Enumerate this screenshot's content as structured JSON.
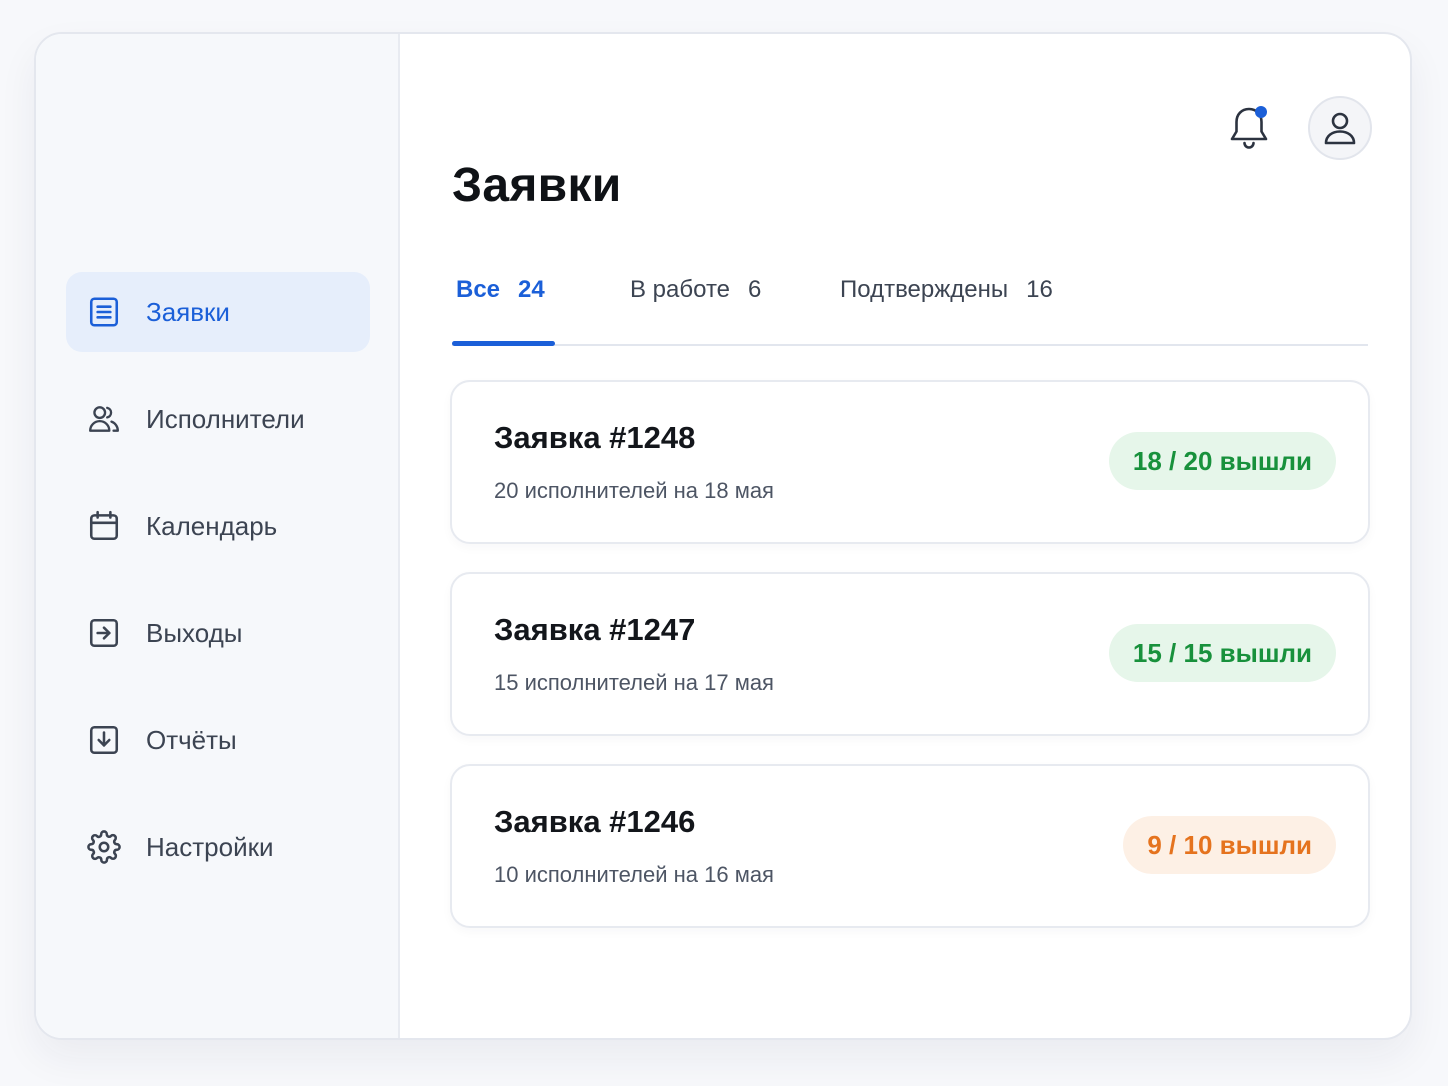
{
  "sidebar": {
    "items": [
      {
        "label": "Заявки",
        "icon": "list-icon",
        "active": true
      },
      {
        "label": "Исполнители",
        "icon": "users-icon"
      },
      {
        "label": "Календарь",
        "icon": "calendar-icon"
      },
      {
        "label": "Выходы",
        "icon": "exit-icon"
      },
      {
        "label": "Отчёты",
        "icon": "download-icon"
      },
      {
        "label": "Настройки",
        "icon": "gear-icon"
      }
    ]
  },
  "header": {
    "title": "Заявки",
    "notifications_icon": "bell-icon",
    "profile_icon": "user-icon"
  },
  "tabs": [
    {
      "label": "Все",
      "count": "24",
      "active": true
    },
    {
      "label": "В работе",
      "count": "6"
    },
    {
      "label": "Подтверждены",
      "count": "16"
    }
  ],
  "requests": [
    {
      "title": "Заявка #1248",
      "subtitle": "20 исполнителей на 18 мая",
      "badge": "18 / 20 вышли",
      "status": "green"
    },
    {
      "title": "Заявка #1247",
      "subtitle": "15 исполнителей на 17 мая",
      "badge": "15 / 15 вышли",
      "status": "green"
    },
    {
      "title": "Заявка #1246",
      "subtitle": "10 исполнителей на 16 мая",
      "badge": "9 / 10 вышли",
      "status": "orange"
    }
  ],
  "colors": {
    "accent": "#1b5fd8",
    "success": "#18913c",
    "warning": "#e5731e"
  }
}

------------------------------

- REQUEST -
Gather all lines with the string "badge" from the data.

- FINISHED EXERCISE -
      "badge": "18 / 20 вышли",
      "badge": "15 / 15 вышли",
      "badge": "9 / 10 вышли",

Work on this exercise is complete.